## EXTRACTED MATERIAL
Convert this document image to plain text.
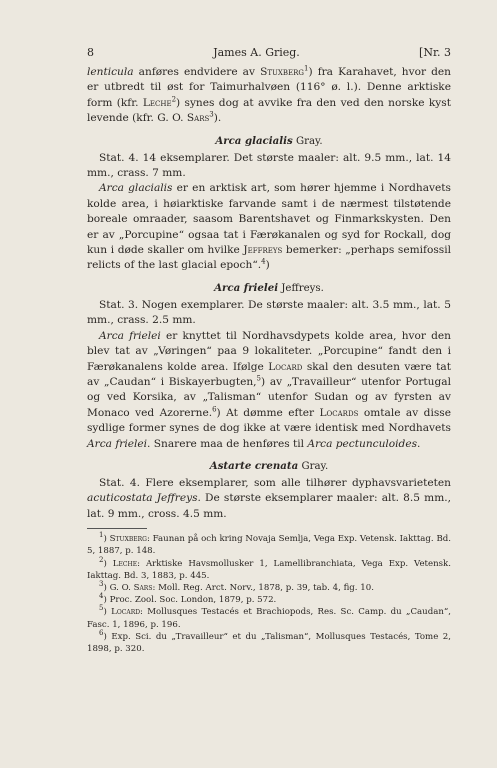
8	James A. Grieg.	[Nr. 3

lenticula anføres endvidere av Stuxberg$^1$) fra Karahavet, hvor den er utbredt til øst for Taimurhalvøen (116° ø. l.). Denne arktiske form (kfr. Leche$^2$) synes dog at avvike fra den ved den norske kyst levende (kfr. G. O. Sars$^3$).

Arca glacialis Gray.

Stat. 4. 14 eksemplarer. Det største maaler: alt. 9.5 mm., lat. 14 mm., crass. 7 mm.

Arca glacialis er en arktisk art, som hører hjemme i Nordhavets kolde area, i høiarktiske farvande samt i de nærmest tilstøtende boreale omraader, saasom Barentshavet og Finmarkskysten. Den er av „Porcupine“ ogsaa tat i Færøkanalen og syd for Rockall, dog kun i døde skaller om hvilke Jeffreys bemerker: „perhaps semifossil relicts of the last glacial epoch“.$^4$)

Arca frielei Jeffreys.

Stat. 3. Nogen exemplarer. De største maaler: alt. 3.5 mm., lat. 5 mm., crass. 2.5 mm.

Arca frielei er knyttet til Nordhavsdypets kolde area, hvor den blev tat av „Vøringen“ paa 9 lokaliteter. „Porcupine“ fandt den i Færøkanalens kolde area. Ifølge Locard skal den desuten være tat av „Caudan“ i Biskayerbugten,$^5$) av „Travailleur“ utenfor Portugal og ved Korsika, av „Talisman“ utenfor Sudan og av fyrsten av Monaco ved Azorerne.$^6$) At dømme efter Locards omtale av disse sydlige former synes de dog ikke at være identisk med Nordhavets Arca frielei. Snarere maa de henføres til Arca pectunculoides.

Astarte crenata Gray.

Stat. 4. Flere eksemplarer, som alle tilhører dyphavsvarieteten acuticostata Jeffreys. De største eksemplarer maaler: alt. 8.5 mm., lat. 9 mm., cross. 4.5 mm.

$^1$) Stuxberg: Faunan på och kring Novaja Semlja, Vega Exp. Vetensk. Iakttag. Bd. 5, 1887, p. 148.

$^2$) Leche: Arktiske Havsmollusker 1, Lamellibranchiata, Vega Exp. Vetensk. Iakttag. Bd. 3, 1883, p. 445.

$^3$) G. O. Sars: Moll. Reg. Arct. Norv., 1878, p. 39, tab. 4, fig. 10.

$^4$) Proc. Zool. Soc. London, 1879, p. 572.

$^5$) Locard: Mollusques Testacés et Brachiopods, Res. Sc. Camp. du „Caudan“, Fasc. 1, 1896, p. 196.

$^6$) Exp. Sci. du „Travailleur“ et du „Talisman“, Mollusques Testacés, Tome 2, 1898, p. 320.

==

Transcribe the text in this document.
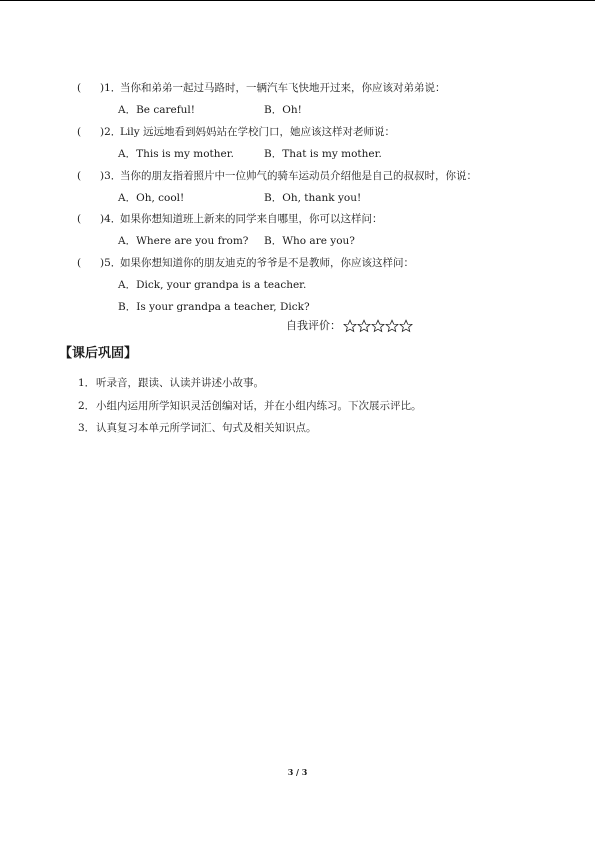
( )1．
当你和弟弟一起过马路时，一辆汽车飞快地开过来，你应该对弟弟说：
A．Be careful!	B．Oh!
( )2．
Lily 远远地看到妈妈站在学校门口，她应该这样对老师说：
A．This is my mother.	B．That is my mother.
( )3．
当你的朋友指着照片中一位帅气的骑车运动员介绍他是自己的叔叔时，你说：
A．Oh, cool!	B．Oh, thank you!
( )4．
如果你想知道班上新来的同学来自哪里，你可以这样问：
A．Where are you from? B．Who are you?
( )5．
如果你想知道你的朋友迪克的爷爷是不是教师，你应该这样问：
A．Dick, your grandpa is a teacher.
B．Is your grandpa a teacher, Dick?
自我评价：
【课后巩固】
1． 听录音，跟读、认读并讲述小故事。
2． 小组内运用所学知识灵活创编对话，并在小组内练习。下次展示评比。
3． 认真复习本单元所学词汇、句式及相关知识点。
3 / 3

## SHORT PROBLEM
Identify all lines in the records above with the word "your".

## OUTPUT
A．Dick, your grandpa is a teacher.
B．Is your grandpa a teacher, Dick?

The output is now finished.